Records from a collection of figures:
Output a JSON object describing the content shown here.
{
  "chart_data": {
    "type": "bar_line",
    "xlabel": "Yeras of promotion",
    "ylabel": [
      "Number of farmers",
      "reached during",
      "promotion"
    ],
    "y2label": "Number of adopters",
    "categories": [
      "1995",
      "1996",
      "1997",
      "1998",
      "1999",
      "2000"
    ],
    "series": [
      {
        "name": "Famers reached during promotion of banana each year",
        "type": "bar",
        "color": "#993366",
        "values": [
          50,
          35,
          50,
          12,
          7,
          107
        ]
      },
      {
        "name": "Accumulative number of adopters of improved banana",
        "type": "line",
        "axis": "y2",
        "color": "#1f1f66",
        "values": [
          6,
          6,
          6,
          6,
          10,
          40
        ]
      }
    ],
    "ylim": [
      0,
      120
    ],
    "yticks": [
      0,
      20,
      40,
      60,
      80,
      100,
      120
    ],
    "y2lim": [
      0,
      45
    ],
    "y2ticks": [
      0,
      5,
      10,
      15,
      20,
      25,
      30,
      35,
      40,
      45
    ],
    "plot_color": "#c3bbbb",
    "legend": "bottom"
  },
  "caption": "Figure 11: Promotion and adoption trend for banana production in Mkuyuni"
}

--- The exercise ---
Please output the complete data exactly.

--- Final result ---
Output a JSON object describing the content shown here.
{
  "chart_data": {
    "type": "bar_line",
    "xlabel": "Yeras of promotion",
    "ylabel": [
      "Number of farmers",
      "reached during",
      "promotion"
    ],
    "y2label": "Number of adopters",
    "categories": [
      "1995",
      "1996",
      "1997",
      "1998",
      "1999",
      "2000"
    ],
    "series": [
      {
        "name": "Famers reached during promotion of banana each year",
        "type": "bar",
        "color": "#993366",
        "values": [
          50,
          35,
          50,
          12,
          7,
          107
        ]
      },
      {
        "name": "Accumulative number of adopters of improved banana",
        "type": "line",
        "axis": "y2",
        "color": "#1f1f66",
        "values": [
          6,
          6,
          6,
          6,
          10,
          40
        ]
      }
    ],
    "ylim": [
      0,
      120
    ],
    "yticks": [
      0,
      20,
      40,
      60,
      80,
      100,
      120
    ],
    "y2lim": [
      0,
      45
    ],
    "y2ticks": [
      0,
      5,
      10,
      15,
      20,
      25,
      30,
      35,
      40,
      45
    ],
    "plot_color": "#c3bbbb",
    "legend": "bottom"
  },
  "caption": "Figure 11: Promotion and adoption trend for banana production in Mkuyuni"
}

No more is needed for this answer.